* ИСХОДНЫЙ ТЕКСТ:
Потому ли, что деревенские, земляные, природные источники были, действительно, в его творчестве самыми животворящими, от ранней ли славы, подействовавшей как дурман, после которого настает отрезвление, или от страшной по праздности и разгулу, — и неизбежной затем горечи, — от страшной жизни, которую он вел, Есенин нашел великую тему, великий поэтический мотив, неотвратимо действующий на людей, проникающий в самую душу, будящий самые глубокие отзвуки и воспоминания. Он как бы набрел на нее — и «просиял». И сокровище, им найденное, навсегда для нас связано с его именем.

Эта тема, этот мотив — тема возвращения, или, лучше, тема верности, в конце концов, даже тема родины в самом чистом и углубленном ее образе. Когда Есенин, притихший, присмиревший, возвращается в свою деревню, — мы, действительно, потрясены, и тут противиться ему нельзя. Как всегда бывает при соприкосновении с подлинным искусством, мы добавляем к его словам наши собственные, личные догадки или чувства, — и за это «сотворчество», за возможность его благодарны поэту. Тут он создает миф — с непостижимо откуда взявшимся вдохновением к мифу! Дело даже не в деревне. Есенин вновь возвращается от всех своих жизненных блужданий и ошибок, — к тому, что любил как бы до своего «грехопадения».

* ПОСТАНОВКА ЗАДАЧИ 1: Пожалуйста, передайте строки ниже в виде JSON-списка строк, начиная с самой первой и заканчивая строкой, содержащей «seismic-gather-plot[interactable] <box>58 74», включительно. Каждая строка должна стать отдельным элементом списка, пустые строки пропустите.

* МАТЕРИАЛ ДЛЯ УПРАЖНЕНИЯ:
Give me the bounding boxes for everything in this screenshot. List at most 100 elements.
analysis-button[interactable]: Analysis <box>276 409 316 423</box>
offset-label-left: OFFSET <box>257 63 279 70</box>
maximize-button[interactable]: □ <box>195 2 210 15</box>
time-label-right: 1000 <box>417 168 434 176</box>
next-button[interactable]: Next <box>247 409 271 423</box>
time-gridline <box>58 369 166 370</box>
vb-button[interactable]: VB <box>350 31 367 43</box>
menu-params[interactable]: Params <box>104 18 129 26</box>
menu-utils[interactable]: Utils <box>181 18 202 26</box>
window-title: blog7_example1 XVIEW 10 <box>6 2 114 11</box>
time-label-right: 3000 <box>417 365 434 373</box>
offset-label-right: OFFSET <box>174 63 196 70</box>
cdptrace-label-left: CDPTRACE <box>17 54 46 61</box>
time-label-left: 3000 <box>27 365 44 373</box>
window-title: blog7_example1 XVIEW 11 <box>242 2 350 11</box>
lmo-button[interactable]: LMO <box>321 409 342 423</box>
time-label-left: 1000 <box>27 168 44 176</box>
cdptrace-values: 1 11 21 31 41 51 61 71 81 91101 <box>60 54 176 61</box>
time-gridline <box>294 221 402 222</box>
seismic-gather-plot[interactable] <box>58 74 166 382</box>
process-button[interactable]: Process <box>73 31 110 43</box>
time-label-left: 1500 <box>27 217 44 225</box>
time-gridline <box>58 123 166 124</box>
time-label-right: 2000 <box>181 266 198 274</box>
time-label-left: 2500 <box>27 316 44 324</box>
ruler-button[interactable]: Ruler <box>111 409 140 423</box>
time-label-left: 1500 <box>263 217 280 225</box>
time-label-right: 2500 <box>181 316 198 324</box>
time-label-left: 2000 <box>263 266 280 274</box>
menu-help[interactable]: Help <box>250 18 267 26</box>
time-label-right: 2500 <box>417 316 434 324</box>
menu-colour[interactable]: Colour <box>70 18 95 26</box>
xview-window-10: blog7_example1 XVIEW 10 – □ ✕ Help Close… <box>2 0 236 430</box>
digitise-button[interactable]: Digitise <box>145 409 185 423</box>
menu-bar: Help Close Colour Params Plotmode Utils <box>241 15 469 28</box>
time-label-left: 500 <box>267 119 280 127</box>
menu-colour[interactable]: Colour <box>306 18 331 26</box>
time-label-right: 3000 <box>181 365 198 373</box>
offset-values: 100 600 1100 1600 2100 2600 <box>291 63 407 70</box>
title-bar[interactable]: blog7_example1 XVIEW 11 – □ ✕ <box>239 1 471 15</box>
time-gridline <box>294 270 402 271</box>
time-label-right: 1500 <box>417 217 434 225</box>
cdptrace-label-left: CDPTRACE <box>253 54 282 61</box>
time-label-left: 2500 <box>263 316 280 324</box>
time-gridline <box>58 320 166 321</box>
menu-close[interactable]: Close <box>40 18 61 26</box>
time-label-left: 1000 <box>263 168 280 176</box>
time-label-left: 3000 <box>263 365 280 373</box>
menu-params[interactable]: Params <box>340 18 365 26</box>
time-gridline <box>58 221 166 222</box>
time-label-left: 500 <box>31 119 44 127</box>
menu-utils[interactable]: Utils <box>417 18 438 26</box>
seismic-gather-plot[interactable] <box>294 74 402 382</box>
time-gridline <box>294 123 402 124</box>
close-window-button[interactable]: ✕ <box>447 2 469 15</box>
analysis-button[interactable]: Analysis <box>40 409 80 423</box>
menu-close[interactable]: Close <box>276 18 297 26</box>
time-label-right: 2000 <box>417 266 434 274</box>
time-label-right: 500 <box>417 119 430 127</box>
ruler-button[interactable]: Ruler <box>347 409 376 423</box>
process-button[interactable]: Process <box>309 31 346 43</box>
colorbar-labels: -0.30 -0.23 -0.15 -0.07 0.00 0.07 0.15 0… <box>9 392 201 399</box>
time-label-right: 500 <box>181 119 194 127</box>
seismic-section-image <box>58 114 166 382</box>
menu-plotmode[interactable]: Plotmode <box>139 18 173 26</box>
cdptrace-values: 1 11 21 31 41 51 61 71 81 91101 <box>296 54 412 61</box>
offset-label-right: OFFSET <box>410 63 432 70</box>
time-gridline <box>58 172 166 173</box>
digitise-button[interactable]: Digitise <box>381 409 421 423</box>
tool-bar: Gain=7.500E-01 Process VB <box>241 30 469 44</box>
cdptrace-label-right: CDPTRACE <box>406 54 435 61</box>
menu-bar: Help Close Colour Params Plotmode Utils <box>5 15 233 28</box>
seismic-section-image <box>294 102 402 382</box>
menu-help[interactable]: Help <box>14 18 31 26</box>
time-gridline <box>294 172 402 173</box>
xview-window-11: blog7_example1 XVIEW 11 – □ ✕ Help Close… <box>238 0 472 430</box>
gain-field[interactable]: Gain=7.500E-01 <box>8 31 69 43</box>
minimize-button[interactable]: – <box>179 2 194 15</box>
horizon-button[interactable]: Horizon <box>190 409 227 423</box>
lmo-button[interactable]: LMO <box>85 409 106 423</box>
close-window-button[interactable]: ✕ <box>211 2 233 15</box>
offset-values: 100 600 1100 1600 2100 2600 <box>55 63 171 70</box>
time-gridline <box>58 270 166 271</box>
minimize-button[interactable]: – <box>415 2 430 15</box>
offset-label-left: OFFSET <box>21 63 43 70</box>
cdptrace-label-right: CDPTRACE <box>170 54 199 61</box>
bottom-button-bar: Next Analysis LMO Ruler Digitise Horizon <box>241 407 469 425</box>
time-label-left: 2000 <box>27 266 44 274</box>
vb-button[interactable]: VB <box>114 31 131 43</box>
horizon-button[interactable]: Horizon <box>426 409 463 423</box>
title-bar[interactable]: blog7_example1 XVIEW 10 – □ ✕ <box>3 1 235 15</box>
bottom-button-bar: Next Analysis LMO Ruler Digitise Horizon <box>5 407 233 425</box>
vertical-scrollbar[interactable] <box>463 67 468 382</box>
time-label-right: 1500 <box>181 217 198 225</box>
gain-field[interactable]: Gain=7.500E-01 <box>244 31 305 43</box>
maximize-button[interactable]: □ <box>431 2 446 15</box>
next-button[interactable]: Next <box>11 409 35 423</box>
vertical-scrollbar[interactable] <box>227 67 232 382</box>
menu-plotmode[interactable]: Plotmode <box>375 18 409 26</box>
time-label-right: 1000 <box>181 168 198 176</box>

* ПОСТАНОВКА ЗАДАЧИ 2:
Ответьте кратко по тексту о Есенине:
(a) Что, согласно тексту, нашел Есенин?
(b) Куда возвращается Есенин, притихший и присмиревший?
(c) Что мы добавляем к словам поэта при соприкосновении с подлинным искусством?

* РЕШЕНИЕ УПРАЖНЕНИЯ 1:
[
  "Give me the bounding boxes for everything in this screenshot. List at most 100 elements.",
  "analysis-button[interactable]: Analysis <box>276 409 316 423</box>",
  "offset-label-left: OFFSET <box>257 63 279 70</box>",
  "maximize-button[interactable]: □ <box>195 2 210 15</box>",
  "time-label-right: 1000 <box>417 168 434 176</box>",
  "next-button[interactable]: Next <box>247 409 271 423</box>",
  "time-gridline <box>58 369 166 370</box>",
  "vb-button[interactable]: VB <box>350 31 367 43</box>",
  "menu-params[interactable]: Params <box>104 18 129 26</box>",
  "menu-utils[interactable]: Utils <box>181 18 202 26</box>",
  "window-title: blog7_example1 XVIEW 10 <box>6 2 114 11</box>",
  "time-label-right: 3000 <box>417 365 434 373</box>",
  "offset-label-right: OFFSET <box>174 63 196 70</box>",
  "cdptrace-label-left: CDPTRACE <box>17 54 46 61</box>",
  "time-label-left: 3000 <box>27 365 44 373</box>",
  "window-title: blog7_example1 XVIEW 11 <box>242 2 350 11</box>",
  "lmo-button[interactable]: LMO <box>321 409 342 423</box>",
  "time-label-left: 1000 <box>27 168 44 176</box>",
  "cdptrace-values: 1 11 21 31 41 51 61 71 81 91101 <box>60 54 176 61</box>",
  "time-gridline <box>294 221 402 222</box>",
  "seismic-gather-plot[interactable] <box>58 74 166 382</box>"
]

* РЕШЕНИЕ УПРАЖНЕНИЯ 2:
(a) Великую тему, великий поэтический мотив.
(b) В свою деревню.
(c) Наши собственные, личные догадки или чувства.